*Recorded data*:
########
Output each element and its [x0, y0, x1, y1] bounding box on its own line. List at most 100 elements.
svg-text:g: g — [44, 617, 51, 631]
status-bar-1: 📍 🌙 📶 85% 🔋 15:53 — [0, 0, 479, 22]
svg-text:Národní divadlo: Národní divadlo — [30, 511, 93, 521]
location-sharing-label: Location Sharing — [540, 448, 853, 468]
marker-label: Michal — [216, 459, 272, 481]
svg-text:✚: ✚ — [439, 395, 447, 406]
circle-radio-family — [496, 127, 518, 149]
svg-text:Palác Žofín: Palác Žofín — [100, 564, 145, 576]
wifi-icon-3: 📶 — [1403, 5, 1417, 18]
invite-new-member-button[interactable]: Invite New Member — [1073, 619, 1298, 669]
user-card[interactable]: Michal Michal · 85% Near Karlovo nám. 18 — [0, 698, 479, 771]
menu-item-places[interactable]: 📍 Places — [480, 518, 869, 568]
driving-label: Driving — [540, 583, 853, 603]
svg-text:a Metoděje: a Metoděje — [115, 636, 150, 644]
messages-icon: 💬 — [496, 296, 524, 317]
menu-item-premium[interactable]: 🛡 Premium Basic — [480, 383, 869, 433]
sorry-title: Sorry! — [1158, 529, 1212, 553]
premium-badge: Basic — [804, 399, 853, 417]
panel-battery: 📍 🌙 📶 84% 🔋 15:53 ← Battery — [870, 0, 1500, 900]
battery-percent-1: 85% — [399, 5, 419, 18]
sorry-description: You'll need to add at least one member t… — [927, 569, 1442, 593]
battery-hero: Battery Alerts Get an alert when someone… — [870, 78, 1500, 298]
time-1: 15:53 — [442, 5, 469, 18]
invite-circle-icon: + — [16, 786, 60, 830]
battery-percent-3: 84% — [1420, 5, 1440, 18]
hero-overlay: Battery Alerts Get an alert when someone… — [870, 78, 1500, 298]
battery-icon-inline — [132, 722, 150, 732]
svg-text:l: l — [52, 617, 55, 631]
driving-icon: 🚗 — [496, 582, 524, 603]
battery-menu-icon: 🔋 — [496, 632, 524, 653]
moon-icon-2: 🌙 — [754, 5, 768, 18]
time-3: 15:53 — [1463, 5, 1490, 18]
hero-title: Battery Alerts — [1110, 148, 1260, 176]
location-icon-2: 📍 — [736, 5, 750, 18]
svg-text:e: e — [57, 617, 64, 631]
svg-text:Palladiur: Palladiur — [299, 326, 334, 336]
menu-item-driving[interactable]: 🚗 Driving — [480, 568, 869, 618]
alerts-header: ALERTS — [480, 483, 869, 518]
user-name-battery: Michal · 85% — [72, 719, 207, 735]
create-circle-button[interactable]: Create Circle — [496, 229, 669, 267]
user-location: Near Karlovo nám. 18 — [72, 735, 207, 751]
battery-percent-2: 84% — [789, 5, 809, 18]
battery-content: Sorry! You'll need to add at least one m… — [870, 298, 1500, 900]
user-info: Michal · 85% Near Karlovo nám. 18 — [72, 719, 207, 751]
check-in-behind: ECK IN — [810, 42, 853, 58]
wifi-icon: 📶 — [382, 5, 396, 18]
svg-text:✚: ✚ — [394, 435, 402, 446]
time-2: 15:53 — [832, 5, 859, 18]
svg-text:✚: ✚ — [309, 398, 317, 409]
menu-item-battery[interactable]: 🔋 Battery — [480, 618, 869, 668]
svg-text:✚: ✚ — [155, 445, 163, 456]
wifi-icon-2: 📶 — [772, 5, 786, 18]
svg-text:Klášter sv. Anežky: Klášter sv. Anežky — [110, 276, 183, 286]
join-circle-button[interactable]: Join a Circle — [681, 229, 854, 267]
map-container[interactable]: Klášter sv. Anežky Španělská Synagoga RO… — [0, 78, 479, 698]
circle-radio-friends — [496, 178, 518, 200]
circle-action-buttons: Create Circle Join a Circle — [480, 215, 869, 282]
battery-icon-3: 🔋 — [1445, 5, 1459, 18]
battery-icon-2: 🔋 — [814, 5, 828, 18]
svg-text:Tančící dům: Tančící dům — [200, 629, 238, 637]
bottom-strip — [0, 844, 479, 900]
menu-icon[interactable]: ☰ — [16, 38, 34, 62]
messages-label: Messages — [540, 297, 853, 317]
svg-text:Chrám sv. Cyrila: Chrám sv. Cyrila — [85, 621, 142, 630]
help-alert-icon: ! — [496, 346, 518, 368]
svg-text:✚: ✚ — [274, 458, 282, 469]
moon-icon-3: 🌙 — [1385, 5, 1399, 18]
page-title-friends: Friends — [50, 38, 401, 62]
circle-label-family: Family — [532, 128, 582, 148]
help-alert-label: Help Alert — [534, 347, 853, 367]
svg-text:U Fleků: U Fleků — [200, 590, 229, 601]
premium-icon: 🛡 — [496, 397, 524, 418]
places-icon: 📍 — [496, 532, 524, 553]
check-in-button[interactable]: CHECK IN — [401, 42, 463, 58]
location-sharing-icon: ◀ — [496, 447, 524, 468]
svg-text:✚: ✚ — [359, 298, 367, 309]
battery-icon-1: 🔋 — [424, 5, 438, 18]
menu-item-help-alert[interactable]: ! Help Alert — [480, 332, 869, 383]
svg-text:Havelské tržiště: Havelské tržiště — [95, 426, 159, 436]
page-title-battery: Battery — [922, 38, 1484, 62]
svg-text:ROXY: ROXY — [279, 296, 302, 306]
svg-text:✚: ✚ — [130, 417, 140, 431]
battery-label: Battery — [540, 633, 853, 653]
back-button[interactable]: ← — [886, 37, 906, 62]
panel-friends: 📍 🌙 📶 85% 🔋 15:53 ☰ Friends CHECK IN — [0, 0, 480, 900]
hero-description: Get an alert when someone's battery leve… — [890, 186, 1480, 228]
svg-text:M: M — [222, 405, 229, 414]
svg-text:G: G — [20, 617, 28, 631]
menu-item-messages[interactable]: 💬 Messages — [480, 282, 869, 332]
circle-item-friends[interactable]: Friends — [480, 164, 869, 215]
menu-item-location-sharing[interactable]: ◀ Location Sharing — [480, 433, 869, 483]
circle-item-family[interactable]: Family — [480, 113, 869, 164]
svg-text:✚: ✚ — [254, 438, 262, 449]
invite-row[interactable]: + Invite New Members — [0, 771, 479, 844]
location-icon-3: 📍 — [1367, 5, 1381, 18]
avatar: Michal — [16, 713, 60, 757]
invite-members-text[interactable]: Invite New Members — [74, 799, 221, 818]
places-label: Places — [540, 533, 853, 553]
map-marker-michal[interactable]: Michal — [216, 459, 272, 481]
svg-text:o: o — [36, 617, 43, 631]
########
*Task brief*: Present every line of the records above as a numbered list, leaving out any blank lines.

*Full solution*:
1. Output each element and its [x0, y0, x1, y1] bounding box on its own line. List at most 100 elements.
2. svg-text:g: g — [44, 617, 51, 631]
3. status-bar-1: 📍 🌙 📶 85% 🔋 15:53 — [0, 0, 479, 22]
4. svg-text:Národní divadlo: Národní divadlo — [30, 511, 93, 521]
5. location-sharing-label: Location Sharing — [540, 448, 853, 468]
6. marker-label: Michal — [216, 459, 272, 481]
7. svg-text:✚: ✚ — [439, 395, 447, 406]
8. circle-radio-family — [496, 127, 518, 149]
9. svg-text:Palác Žofín: Palác Žofín — [100, 564, 145, 576]
10. wifi-icon-3: 📶 — [1403, 5, 1417, 18]
11. invite-new-member-button[interactable]: Invite New Member — [1073, 619, 1298, 669]
12. user-card[interactable]: Michal Michal · 85% Near Karlovo nám. 18 — [0, 698, 479, 771]
13. menu-item-places[interactable]: 📍 Places — [480, 518, 869, 568]
14. driving-label: Driving — [540, 583, 853, 603]
15. svg-text:a Metoděje: a Metoděje — [115, 636, 150, 644]
16. messages-icon: 💬 — [496, 296, 524, 317]
17. menu-item-premium[interactable]: 🛡 Premium Basic — [480, 383, 869, 433]
18. sorry-title: Sorry! — [1158, 529, 1212, 553]
19. premium-badge: Basic — [804, 399, 853, 417]
20. panel-battery: 📍 🌙 📶 84% 🔋 15:53 ← Battery — [870, 0, 1500, 900]
21. battery-percent-1: 85% — [399, 5, 419, 18]
22. sorry-description: You'll need to add at least one member t… — [927, 569, 1442, 593]
23. battery-hero: Battery Alerts Get an alert when someone… — [870, 78, 1500, 298]
24. time-1: 15:53 — [442, 5, 469, 18]
25. invite-circle-icon: + — [16, 786, 60, 830]
26. battery-percent-3: 84% — [1420, 5, 1440, 18]
27. hero-overlay: Battery Alerts Get an alert when someone… — [870, 78, 1500, 298]
28. battery-icon-inline — [132, 722, 150, 732]
29. svg-text:l: l — [52, 617, 55, 631]
30. driving-icon: 🚗 — [496, 582, 524, 603]
31. battery-menu-icon: 🔋 — [496, 632, 524, 653]
32. moon-icon-2: 🌙 — [754, 5, 768, 18]
33. time-3: 15:53 — [1463, 5, 1490, 18]
34. hero-title: Battery Alerts — [1110, 148, 1260, 176]
35. location-icon-2: 📍 — [736, 5, 750, 18]
36. svg-text:e: e — [57, 617, 64, 631]
37. svg-text:Palladiur: Palladiur — [299, 326, 334, 336]
38. menu-item-driving[interactable]: 🚗 Driving — [480, 568, 869, 618]
39. alerts-header: ALERTS — [480, 483, 869, 518]
40. user-name-battery: Michal · 85% — [72, 719, 207, 735]
41. create-circle-button[interactable]: Create Circle — [496, 229, 669, 267]
42. user-location: Near Karlovo nám. 18 — [72, 735, 207, 751]
43. battery-percent-2: 84% — [789, 5, 809, 18]
44. battery-content: Sorry! You'll need to add at least one m… — [870, 298, 1500, 900]
45. user-info: Michal · 85% Near Karlovo nám. 18 — [72, 719, 207, 751]
46. check-in-behind: ECK IN — [810, 42, 853, 58]
47. wifi-icon: 📶 — [382, 5, 396, 18]
48. svg-text:✚: ✚ — [394, 435, 402, 446]
49. time-2: 15:53 — [832, 5, 859, 18]
50. svg-text:✚: ✚ — [309, 398, 317, 409]
51. menu-item-battery[interactable]: 🔋 Battery — [480, 618, 869, 668]
52. svg-text:✚: ✚ — [155, 445, 163, 456]
53. wifi-icon-2: 📶 — [772, 5, 786, 18]
54. svg-text:Klášter sv. Anežky: Klášter sv. Anežky — [110, 276, 183, 286]
55. join-circle-button[interactable]: Join a Circle — [681, 229, 854, 267]
56. map-container[interactable]: Klášter sv. Anežky Španělská Synagoga RO… — [0, 78, 479, 698]
57. circle-radio-friends — [496, 178, 518, 200]
58. circle-action-buttons: Create Circle Join a Circle — [480, 215, 869, 282]
59. battery-icon-3: 🔋 — [1445, 5, 1459, 18]
60. battery-icon-2: 🔋 — [814, 5, 828, 18]
61. svg-text:Tančící dům: Tančící dům — [200, 629, 238, 637]
62. bottom-strip — [0, 844, 479, 900]
63. menu-icon[interactable]: ☰ — [16, 38, 34, 62]
64. messages-label: Messages — [540, 297, 853, 317]
65. svg-text:Chrám sv. Cyrila: Chrám sv. Cyrila — [85, 621, 142, 630]
66. help-alert-icon: ! — [496, 346, 518, 368]
67. svg-text:✚: ✚ — [274, 458, 282, 469]
68. moon-icon-3: 🌙 — [1385, 5, 1399, 18]
69. page-title-friends: Friends — [50, 38, 401, 62]
70. circle-label-family: Family — [532, 128, 582, 148]
71. help-alert-label: Help Alert — [534, 347, 853, 367]
72. svg-text:U Fleků: U Fleků — [200, 590, 229, 601]
73. premium-icon: 🛡 — [496, 397, 524, 418]
74. places-icon: 📍 — [496, 532, 524, 553]
75. check-in-button[interactable]: CHECK IN — [401, 42, 463, 58]
76. location-sharing-icon: ◀ — [496, 447, 524, 468]
77. svg-text:✚: ✚ — [359, 298, 367, 309]
78. battery-icon-1: 🔋 — [424, 5, 438, 18]
79. menu-item-help-alert[interactable]: ! Help Alert — [480, 332, 869, 383]
80. svg-text:Havelské tržiště: Havelské tržiště — [95, 426, 159, 436]
81. page-title-battery: Battery — [922, 38, 1484, 62]
82. svg-text:ROXY: ROXY — [279, 296, 302, 306]
83. svg-text:✚: ✚ — [130, 417, 140, 431]
84. battery-label: Battery — [540, 633, 853, 653]
85. back-button[interactable]: ← — [886, 37, 906, 62]
86. panel-friends: 📍 🌙 📶 85% 🔋 15:53 ☰ Friends CHECK IN — [0, 0, 480, 900]
87. hero-description: Get an alert when someone's battery leve… — [890, 186, 1480, 228]
88. svg-text:M: M — [222, 405, 229, 414]
89. svg-text:G: G — [20, 617, 28, 631]
90. menu-item-messages[interactable]: 💬 Messages — [480, 282, 869, 332]
91. circle-item-friends[interactable]: Friends — [480, 164, 869, 215]
92. menu-item-location-sharing[interactable]: ◀ Location Sharing — [480, 433, 869, 483]
93. circle-item-family[interactable]: Family — [480, 113, 869, 164]
94. svg-text:✚: ✚ — [254, 438, 262, 449]
95. invite-row[interactable]: + Invite New Members — [0, 771, 479, 844]
96. location-icon-3: 📍 — [1367, 5, 1381, 18]
97. avatar: Michal — [16, 713, 60, 757]
98. invite-members-text[interactable]: Invite New Members — [74, 799, 221, 818]
99. places-label: Places — [540, 533, 853, 553]
100. map-marker-michal[interactable]: Michal — [216, 459, 272, 481]
101. svg-text:o: o — [36, 617, 43, 631]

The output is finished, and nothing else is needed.